§ **SHORT PROBLEM**: Look through the data below. Pick out the lines holding the string "output".

§ **MATERIAL**:
::::

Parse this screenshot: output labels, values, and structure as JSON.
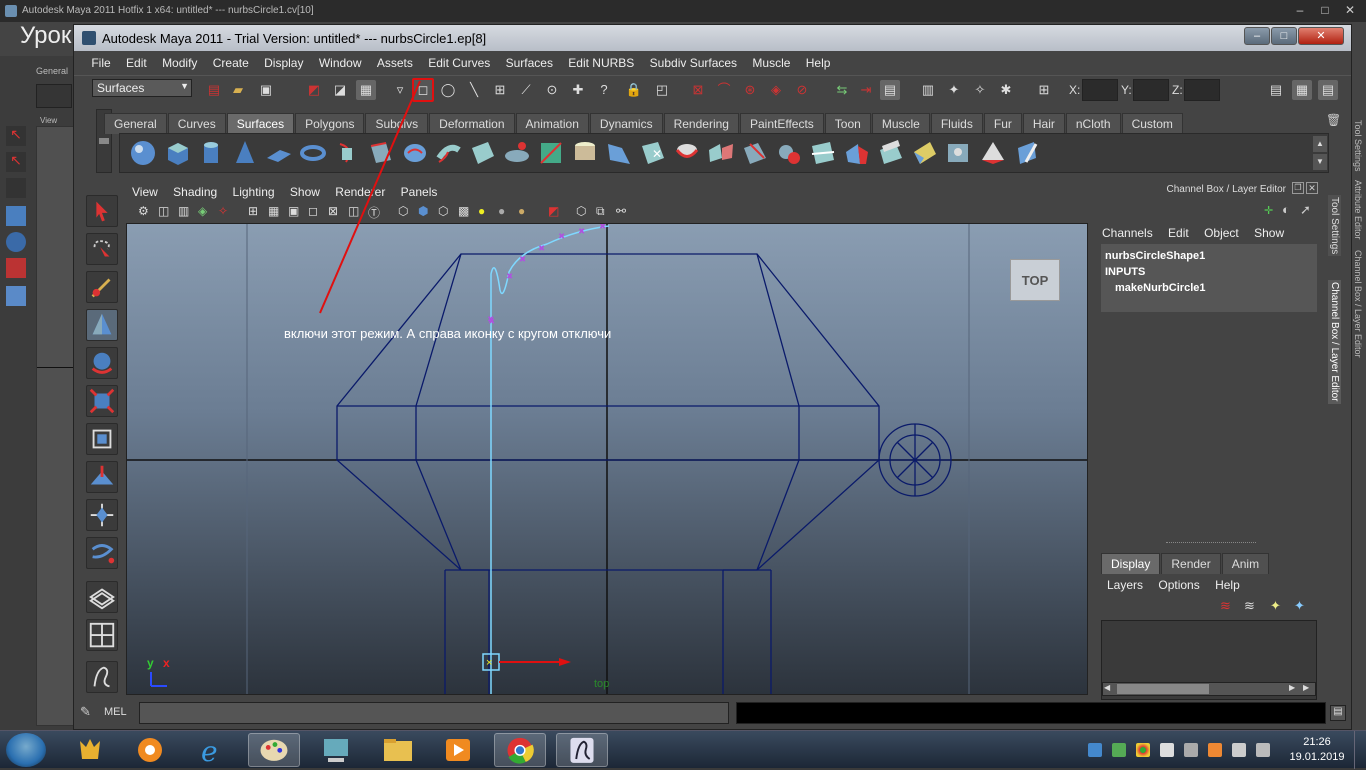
{
  "bg_window": {
    "title": "Autodesk Maya 2011 Hotfix 1 x64: untitled*  ---  nurbsCircle1.cv[10]",
    "logo_text": "Урок",
    "left_labels": [
      "General",
      "View"
    ]
  },
  "window": {
    "title": "Autodesk Maya 2011 - Trial Version: untitled*   ---   nurbsCircle1.ep[8]",
    "controls": [
      "–",
      "□",
      "✕"
    ]
  },
  "menubar": [
    "File",
    "Edit",
    "Modify",
    "Create",
    "Display",
    "Window",
    "Assets",
    "Edit Curves",
    "Surfaces",
    "Edit NURBS",
    "Subdiv Surfaces",
    "Muscle",
    "Help"
  ],
  "status_line": {
    "mode": "Surfaces",
    "x_label": "X:",
    "y_label": "Y:",
    "z_label": "Z:",
    "x_value": "",
    "y_value": "",
    "z_value": ""
  },
  "shelf": {
    "tabs": [
      "General",
      "Curves",
      "Surfaces",
      "Polygons",
      "Subdivs",
      "Deformation",
      "Animation",
      "Dynamics",
      "Rendering",
      "PaintEffects",
      "Toon",
      "Muscle",
      "Fluids",
      "Fur",
      "Hair",
      "nCloth",
      "Custom"
    ],
    "active_tab": "Surfaces"
  },
  "viewport": {
    "menu": [
      "View",
      "Shading",
      "Lighting",
      "Show",
      "Renderer",
      "Panels"
    ],
    "view_cube": "TOP",
    "camera_label": "top",
    "axis_y": "y",
    "axis_x": "x",
    "annotation": "включи этот режим.  А справа иконку с кругом отключи"
  },
  "channel_box": {
    "title": "Channel Box / Layer Editor",
    "menu": [
      "Channels",
      "Edit",
      "Object",
      "Show"
    ],
    "items": [
      "nurbsCircleShape1",
      "INPUTS",
      "makeNurbCircle1"
    ],
    "layer_tabs": [
      "Display",
      "Render",
      "Anim"
    ],
    "layer_active": "Display",
    "layer_menu": [
      "Layers",
      "Options",
      "Help"
    ],
    "side_tabs": [
      "Tool Settings",
      "Channel Box / Layer Editor"
    ],
    "outer_side_tabs": [
      "Tool Settings",
      "Attribute Editor",
      "Channel Box / Layer Editor"
    ]
  },
  "command_line": {
    "label": "MEL",
    "input": "",
    "output": ""
  },
  "taskbar": {
    "time": "21:26",
    "date": "19.01.2019"
  },
  "colors": {
    "wire": "#0a1a6a",
    "curve": "#7fd8ff",
    "annotation_arrow": "#e01010",
    "highlight_box": "#e01010"
  }
}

::::

§ **RESULT FOR THIS EXERCISE**:
Parse this screenshot: output labels, values, and structure as JSON.
    "output": ""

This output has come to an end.